Part of a data file:
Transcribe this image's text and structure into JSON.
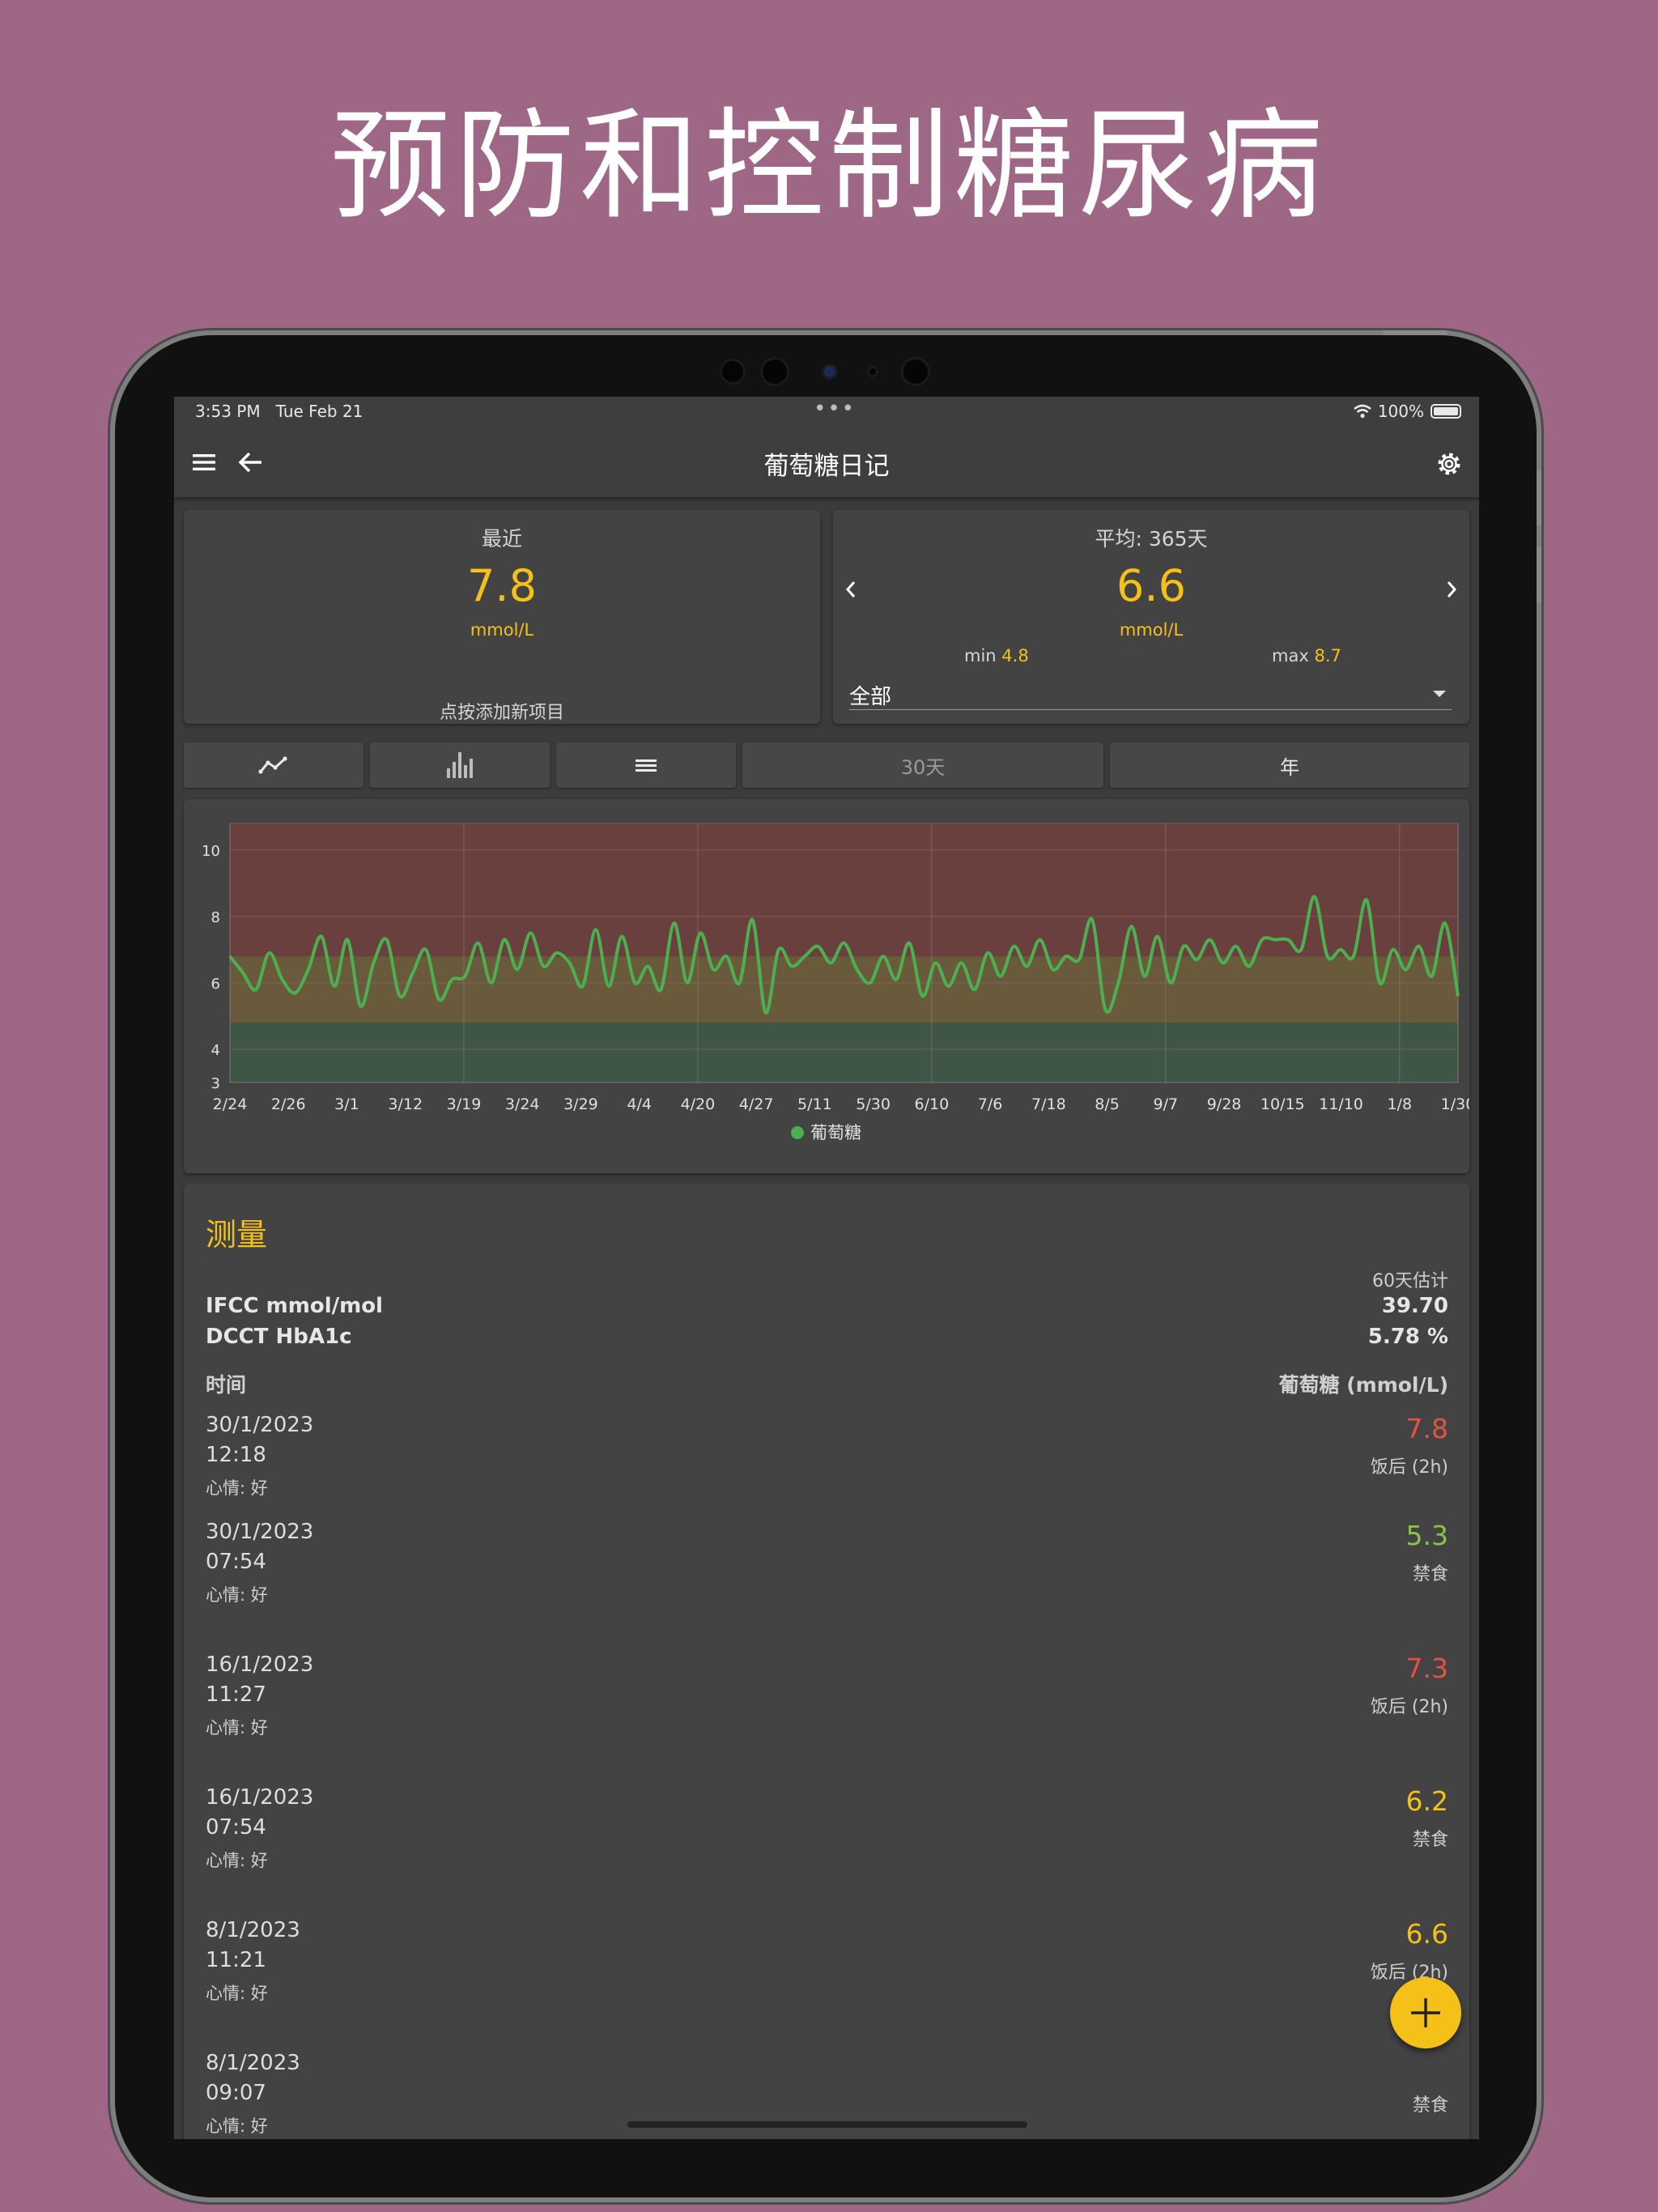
{
  "promo": {
    "title": "预防和控制糖尿病"
  },
  "status_bar": {
    "time": "3:53 PM   Tue Feb 21",
    "dots": "•••",
    "battery": "100%"
  },
  "app_bar": {
    "title": "葡萄糖日记",
    "icons": [
      "menu-icon",
      "back-arrow-icon",
      "gear-icon"
    ]
  },
  "recent_card": {
    "label": "最近",
    "value": "7.8",
    "unit": "mmol/L",
    "hint": "点按添加新项目"
  },
  "average_card": {
    "label": "平均: 365天",
    "value": "6.6",
    "unit": "mmol/L",
    "min_label": "min",
    "min_value": "4.8",
    "max_label": "max",
    "max_value": "8.7",
    "filter_value": "全部"
  },
  "view_tabs": {
    "icons": [
      "line-chart-icon",
      "bar-chart-icon",
      "list-icon"
    ],
    "range_30": "30天",
    "range_year": "年"
  },
  "chart_data": {
    "type": "line",
    "x_ticks": [
      "2/24",
      "2/26",
      "3/1",
      "3/12",
      "3/19",
      "3/24",
      "3/29",
      "4/4",
      "4/20",
      "4/27",
      "5/11",
      "5/30",
      "6/10",
      "7/6",
      "7/18",
      "8/5",
      "9/7",
      "9/28",
      "10/15",
      "11/10",
      "1/8",
      "1/30"
    ],
    "y_ticks": [
      "10",
      "8",
      "6",
      "4",
      "3"
    ],
    "ylim": [
      3,
      10.8
    ],
    "bands": [
      {
        "from": 3,
        "to": 4.8,
        "color": "#3f5646"
      },
      {
        "from": 4.8,
        "to": 6.8,
        "color": "#6a5a3c"
      },
      {
        "from": 6.8,
        "to": 10.8,
        "color": "#6a403f"
      }
    ],
    "grid": true,
    "legend": {
      "label": "葡萄糖",
      "color": "#4caf50",
      "position": "bottom-center"
    },
    "series": [
      {
        "color": "#4caf50",
        "values": [
          6.8,
          6.3,
          5.8,
          6.9,
          6.1,
          5.7,
          6.4,
          7.4,
          5.9,
          7.3,
          5.3,
          6.6,
          7.3,
          5.6,
          6.3,
          7.0,
          5.5,
          6.1,
          6.2,
          7.2,
          6.0,
          7.3,
          6.4,
          7.5,
          6.5,
          6.9,
          6.6,
          5.9,
          7.6,
          5.9,
          7.4,
          6.0,
          6.5,
          5.8,
          7.8,
          6.0,
          7.5,
          6.4,
          6.8,
          6.0,
          7.9,
          5.1,
          7.0,
          6.5,
          6.8,
          7.1,
          6.6,
          7.2,
          6.4,
          6.0,
          6.8,
          6.1,
          7.2,
          5.6,
          6.6,
          5.9,
          6.6,
          5.8,
          6.9,
          6.2,
          7.1,
          6.5,
          7.3,
          6.4,
          6.8,
          6.7,
          7.9,
          5.2,
          6.0,
          7.7,
          6.2,
          7.4,
          6.0,
          7.1,
          6.7,
          7.3,
          6.6,
          7.1,
          6.5,
          7.3,
          7.3,
          7.3,
          7.0,
          8.6,
          6.8,
          7.0,
          6.8,
          8.5,
          6.0,
          7.0,
          6.4,
          7.1,
          6.2,
          7.8,
          5.6
        ]
      }
    ]
  },
  "measurements": {
    "title": "测量",
    "estimate_label": "60天估计",
    "ifcc_label": "IFCC mmol/mol",
    "ifcc_value": "39.70",
    "dcct_label": "DCCT HbA1c",
    "dcct_value": "5.78 %",
    "col_time": "时间",
    "col_glucose": "葡萄糖 (mmol/L)",
    "rows": [
      {
        "date": "30/1/2023",
        "time": "12:18",
        "mood": "心情: 好",
        "value": "7.8",
        "tag": "饭后 (2h)",
        "color": "#e8503f"
      },
      {
        "date": "30/1/2023",
        "time": "07:54",
        "mood": "心情: 好",
        "value": "5.3",
        "tag": "禁食",
        "color": "#8bc34a"
      },
      {
        "date": "16/1/2023",
        "time": "11:27",
        "mood": "心情: 好",
        "value": "7.3",
        "tag": "饭后 (2h)",
        "color": "#e8503f"
      },
      {
        "date": "16/1/2023",
        "time": "07:54",
        "mood": "心情: 好",
        "value": "6.2",
        "tag": "禁食",
        "color": "#f5c018"
      },
      {
        "date": "8/1/2023",
        "time": "11:21",
        "mood": "心情: 好",
        "value": "6.6",
        "tag": "饭后 (2h)",
        "color": "#f5c018"
      },
      {
        "date": "8/1/2023",
        "time": "09:07",
        "mood": "心情: 好",
        "value": "",
        "tag": "禁食",
        "color": "#f5c018"
      }
    ]
  },
  "fab": {
    "icon": "plus-icon"
  }
}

▶ [GOAL]:
Among the records above, how many lines carry the string "mmol"? Reply with the number alone.

▶ [RESULT BELOW]:
4